*Excerpt provided*.
━━━━━━━━━━

WHITE PAPER
11/2015
IoT Analytics: Using Big Data to Architect IoT Solutions
By Srinath Perera
Vice President - Research
A typical IoT system would comprise the architecture depicted in Figure 1; sensors would
collect data and transfer them to a gateway, which in turn would send them to a processing
system (analytics cloud). The gateway can choose either to or not summarize or preprocess
the data. The connection between sensors and gateway would be via Radio Frequency (e.g.
Zigbee), BLE, Wifi, or even wired connections. Often, the gateway is a mobile phone.
Figure 01
The connection from the gateway to the analytic servers would be via the Internet, LAN, or
WiFi connection, and it will use a higher level protocol, such as MQTT or CoAp1
. Given that
the focus of this paper is on IoT analytics, we won’t be delving too much into devices and
connectivity. Assuming that part is done, how hard is it to figure out IoT analytics? Is it just
a matter of offloading the data into one of the IoT analytics platforms or are there hidden
surprises?
This white paper aims to explain the challenges and discuss how big data analytics is used
to architect IoT solutions. ‘Big data’ efforts have solved many IoT analytics challenges,
particularly system challenges related to large-scale data management, learning, and data
visualizations. Data for ‘big data,’ however, came mostly from computer-based systems (e.g.
transaction logs, system logs, social networks, and mobile phones). IoT data, in contrast,
will come from the natural world, would be more detailed, fuzzy, and large. The nature of
that data, assumptions, and use cases differ between old big data and new IoT data. IoT
analytics designers can build on top of big data, yet the work would be far from being
done. Let’s analyze a few key requirements that you would need to think about first.

━━━━━━━━━━

*Data supplied*.
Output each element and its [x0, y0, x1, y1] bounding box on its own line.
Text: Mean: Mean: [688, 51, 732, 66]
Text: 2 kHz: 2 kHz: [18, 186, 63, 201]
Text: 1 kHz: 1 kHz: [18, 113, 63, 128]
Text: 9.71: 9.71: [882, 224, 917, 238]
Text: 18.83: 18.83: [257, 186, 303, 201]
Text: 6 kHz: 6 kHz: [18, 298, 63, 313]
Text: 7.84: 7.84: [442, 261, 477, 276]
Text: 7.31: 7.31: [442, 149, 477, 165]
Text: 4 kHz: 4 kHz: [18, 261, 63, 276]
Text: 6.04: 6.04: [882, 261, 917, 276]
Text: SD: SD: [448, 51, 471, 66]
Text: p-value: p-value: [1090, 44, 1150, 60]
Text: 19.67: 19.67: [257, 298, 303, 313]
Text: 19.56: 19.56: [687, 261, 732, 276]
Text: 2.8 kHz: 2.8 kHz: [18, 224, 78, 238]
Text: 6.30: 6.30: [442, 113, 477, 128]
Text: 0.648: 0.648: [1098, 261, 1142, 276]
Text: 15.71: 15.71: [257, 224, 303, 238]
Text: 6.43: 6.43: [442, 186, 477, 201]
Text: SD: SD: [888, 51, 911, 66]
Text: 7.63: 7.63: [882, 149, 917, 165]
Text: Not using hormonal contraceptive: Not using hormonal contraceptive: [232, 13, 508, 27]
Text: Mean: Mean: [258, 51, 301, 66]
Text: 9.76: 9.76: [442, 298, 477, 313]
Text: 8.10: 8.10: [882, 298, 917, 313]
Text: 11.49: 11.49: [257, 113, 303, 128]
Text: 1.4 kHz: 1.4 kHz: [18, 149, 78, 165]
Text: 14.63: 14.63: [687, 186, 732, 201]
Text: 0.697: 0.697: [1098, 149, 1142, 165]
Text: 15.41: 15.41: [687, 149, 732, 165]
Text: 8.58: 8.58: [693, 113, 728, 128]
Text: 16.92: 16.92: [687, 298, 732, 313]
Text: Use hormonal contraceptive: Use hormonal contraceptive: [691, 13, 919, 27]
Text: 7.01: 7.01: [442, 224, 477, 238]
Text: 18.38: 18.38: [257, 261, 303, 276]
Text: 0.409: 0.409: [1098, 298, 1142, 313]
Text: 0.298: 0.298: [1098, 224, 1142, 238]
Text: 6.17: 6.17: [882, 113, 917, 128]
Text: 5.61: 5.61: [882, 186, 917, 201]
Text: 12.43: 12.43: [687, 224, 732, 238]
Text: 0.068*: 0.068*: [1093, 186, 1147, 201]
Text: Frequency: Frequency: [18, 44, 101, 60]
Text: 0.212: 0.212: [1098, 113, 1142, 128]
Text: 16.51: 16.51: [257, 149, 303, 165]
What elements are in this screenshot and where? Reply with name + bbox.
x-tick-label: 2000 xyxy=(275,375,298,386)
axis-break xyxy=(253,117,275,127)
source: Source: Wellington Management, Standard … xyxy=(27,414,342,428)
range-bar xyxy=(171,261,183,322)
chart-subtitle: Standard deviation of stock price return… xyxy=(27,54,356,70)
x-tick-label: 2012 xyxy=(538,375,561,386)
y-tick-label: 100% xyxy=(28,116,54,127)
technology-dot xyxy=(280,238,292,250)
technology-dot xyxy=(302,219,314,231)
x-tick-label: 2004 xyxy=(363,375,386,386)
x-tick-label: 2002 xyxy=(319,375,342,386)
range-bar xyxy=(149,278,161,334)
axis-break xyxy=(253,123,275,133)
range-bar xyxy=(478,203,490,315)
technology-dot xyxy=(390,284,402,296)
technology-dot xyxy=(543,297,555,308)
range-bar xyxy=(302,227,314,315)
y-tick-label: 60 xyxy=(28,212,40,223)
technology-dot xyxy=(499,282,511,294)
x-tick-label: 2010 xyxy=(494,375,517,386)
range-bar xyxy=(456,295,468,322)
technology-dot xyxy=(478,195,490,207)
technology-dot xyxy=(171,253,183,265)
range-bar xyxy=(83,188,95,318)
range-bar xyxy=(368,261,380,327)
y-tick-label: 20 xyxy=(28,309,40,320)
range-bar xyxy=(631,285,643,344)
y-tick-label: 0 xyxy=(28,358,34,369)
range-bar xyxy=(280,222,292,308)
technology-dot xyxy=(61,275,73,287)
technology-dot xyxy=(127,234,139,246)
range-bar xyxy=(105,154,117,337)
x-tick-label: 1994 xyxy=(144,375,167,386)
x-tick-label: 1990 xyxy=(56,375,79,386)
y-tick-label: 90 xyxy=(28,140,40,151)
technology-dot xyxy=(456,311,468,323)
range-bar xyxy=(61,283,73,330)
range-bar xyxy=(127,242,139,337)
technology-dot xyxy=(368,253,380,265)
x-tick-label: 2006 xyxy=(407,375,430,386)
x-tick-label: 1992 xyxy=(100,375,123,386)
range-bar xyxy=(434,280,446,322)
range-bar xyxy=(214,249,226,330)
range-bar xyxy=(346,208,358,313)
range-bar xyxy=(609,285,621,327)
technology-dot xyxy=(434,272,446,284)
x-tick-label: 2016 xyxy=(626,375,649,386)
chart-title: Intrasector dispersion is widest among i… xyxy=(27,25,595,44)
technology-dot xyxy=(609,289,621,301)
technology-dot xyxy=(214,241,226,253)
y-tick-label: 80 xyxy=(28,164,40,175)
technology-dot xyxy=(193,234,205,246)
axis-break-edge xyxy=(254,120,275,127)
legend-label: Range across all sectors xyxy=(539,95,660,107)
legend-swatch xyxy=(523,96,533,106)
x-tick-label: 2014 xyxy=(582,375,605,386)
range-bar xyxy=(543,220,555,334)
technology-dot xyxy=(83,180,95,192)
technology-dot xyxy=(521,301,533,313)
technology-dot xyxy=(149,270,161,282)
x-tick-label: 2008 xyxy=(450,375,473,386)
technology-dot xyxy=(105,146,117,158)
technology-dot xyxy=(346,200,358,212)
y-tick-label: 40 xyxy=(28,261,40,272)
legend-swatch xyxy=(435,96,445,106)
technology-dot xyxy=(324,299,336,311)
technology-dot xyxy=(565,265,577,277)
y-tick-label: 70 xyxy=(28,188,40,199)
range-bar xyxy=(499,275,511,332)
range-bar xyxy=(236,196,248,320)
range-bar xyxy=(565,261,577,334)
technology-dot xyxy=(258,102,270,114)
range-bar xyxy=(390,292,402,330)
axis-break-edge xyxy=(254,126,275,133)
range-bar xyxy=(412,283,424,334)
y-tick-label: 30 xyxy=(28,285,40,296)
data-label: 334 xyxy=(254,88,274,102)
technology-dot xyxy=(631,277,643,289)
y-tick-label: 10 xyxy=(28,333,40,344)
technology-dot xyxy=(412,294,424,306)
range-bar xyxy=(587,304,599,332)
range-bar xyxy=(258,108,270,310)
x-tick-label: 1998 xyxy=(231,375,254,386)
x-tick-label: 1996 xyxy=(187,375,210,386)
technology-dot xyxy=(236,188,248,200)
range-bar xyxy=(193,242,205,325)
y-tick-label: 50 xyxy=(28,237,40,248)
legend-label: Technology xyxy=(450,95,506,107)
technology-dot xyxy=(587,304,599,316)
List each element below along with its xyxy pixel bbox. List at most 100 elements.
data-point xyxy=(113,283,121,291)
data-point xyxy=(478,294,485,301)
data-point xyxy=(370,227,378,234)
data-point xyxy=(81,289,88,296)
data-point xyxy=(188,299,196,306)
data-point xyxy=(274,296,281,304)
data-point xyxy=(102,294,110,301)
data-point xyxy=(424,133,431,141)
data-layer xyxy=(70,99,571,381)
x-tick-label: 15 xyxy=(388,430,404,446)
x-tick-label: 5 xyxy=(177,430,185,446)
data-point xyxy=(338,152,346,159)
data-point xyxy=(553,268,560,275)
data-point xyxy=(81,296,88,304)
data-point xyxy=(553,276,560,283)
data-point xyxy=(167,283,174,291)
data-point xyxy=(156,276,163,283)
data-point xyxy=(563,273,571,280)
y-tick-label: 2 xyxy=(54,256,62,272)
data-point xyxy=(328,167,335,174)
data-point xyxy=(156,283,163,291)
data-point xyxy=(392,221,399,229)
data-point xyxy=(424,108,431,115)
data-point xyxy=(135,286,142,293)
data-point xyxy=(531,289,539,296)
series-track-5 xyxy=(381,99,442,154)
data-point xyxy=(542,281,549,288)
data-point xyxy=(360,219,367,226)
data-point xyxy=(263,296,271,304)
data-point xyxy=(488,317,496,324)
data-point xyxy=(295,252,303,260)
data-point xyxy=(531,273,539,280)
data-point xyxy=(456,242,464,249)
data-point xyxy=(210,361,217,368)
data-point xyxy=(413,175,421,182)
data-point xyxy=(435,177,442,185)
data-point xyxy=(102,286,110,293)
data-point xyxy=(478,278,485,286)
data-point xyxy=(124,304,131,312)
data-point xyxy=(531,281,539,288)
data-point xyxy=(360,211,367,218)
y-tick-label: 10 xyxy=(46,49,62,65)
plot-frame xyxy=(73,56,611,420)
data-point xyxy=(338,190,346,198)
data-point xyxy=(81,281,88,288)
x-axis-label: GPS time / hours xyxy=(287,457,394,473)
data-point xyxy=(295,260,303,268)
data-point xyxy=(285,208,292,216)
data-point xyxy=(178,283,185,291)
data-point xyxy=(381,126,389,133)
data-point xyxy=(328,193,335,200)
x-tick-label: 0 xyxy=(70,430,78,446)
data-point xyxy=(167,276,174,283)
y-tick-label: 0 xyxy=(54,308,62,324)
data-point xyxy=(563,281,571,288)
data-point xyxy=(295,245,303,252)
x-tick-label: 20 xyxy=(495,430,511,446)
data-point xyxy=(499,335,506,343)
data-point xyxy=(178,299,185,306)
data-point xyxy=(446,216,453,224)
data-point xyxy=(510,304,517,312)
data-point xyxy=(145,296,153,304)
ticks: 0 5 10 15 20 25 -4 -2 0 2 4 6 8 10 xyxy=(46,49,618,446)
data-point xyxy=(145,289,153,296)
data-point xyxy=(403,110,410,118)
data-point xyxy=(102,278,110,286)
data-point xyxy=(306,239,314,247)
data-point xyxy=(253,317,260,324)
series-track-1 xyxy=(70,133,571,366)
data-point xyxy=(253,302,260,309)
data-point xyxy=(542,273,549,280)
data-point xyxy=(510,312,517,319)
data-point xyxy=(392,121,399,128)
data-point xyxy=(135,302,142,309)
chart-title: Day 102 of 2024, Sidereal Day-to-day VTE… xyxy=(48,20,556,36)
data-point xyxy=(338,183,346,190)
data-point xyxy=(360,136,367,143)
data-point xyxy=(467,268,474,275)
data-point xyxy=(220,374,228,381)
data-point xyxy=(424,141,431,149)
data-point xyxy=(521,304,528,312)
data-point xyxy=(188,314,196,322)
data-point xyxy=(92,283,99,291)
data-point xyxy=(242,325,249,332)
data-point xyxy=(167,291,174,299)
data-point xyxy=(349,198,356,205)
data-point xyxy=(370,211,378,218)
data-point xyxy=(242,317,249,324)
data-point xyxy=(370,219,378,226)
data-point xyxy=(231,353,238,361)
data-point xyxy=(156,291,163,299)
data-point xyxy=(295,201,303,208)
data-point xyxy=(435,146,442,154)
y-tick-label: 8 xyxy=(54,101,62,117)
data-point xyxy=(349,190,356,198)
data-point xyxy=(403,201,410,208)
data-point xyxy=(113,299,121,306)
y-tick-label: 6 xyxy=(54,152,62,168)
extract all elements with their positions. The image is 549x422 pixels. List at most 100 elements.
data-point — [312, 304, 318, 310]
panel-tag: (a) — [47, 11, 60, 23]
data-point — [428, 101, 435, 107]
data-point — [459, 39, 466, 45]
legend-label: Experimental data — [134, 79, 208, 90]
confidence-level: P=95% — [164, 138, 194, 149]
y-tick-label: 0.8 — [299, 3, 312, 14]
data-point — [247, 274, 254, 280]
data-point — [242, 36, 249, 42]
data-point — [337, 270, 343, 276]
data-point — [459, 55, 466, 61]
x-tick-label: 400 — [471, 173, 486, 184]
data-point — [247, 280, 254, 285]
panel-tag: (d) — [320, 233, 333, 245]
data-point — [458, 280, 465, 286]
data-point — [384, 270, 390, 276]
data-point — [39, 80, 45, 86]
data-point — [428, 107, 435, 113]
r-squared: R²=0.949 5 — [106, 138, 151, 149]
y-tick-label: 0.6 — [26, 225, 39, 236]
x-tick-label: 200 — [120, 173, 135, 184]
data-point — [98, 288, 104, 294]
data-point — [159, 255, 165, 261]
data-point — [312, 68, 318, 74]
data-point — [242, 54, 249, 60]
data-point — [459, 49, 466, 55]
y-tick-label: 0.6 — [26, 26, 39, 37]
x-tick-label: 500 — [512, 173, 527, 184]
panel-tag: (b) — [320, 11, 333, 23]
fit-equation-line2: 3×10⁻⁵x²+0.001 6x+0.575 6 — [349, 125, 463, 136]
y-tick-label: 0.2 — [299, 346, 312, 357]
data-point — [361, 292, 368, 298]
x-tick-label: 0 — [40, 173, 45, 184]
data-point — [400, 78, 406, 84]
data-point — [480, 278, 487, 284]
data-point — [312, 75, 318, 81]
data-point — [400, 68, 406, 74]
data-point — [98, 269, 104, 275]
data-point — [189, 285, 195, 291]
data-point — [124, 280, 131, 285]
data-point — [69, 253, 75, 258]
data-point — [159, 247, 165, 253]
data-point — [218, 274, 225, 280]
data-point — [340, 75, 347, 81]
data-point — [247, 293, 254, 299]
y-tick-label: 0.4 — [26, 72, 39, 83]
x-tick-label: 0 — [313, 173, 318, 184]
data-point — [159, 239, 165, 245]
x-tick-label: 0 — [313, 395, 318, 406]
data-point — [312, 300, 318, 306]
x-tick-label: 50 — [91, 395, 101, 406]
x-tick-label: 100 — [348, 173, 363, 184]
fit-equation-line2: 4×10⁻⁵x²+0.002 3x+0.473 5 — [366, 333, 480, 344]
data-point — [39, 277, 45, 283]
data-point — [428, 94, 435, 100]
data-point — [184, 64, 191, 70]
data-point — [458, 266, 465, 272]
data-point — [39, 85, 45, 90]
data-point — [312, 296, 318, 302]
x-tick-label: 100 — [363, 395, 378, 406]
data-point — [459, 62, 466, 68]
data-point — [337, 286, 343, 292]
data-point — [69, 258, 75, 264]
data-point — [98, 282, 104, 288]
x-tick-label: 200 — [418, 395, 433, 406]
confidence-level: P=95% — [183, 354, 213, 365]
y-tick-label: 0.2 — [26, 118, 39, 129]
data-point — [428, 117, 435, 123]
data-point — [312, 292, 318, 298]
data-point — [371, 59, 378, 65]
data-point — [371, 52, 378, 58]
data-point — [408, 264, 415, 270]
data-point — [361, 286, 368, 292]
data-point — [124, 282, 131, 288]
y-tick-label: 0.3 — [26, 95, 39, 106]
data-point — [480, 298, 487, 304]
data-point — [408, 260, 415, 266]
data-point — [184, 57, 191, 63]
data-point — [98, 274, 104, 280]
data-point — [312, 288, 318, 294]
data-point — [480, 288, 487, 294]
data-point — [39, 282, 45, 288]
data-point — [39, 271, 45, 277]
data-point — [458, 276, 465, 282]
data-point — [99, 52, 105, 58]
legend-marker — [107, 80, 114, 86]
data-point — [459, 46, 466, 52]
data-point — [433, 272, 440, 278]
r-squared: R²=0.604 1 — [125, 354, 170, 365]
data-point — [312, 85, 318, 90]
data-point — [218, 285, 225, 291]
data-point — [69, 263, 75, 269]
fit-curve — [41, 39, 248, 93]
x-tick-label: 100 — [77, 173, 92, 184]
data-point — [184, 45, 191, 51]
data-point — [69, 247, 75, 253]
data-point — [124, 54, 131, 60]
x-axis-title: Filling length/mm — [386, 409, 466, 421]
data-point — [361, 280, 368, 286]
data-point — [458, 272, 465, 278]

━━━━━━━━━━

*Exercise task 1*.
What examples of computer-based systems does the IoT analytics white paper give as sources of data for "big data"?
*Exercise task 2*.
From the first line of the listing up to and including the line with "Text: 18.83: 18.83: [257, 186, 303, 201]", change "bounding box" to "enclosing rectangle" and give back only those lines, with nothing else altered.
The white paper and the listing come from unrelated sources.

*Worked solution 1*.
Transaction logs, system logs, social networks, and mobile phones.

*Worked solution 2*.
Output each element and its [x0, y0, x1, y1] enclosing rectangle on its own line.
Text: Mean: Mean: [688, 51, 732, 66]
Text: 2 kHz: 2 kHz: [18, 186, 63, 201]
Text: 1 kHz: 1 kHz: [18, 113, 63, 128]
Text: 9.71: 9.71: [882, 224, 917, 238]
Text: 18.83: 18.83: [257, 186, 303, 201]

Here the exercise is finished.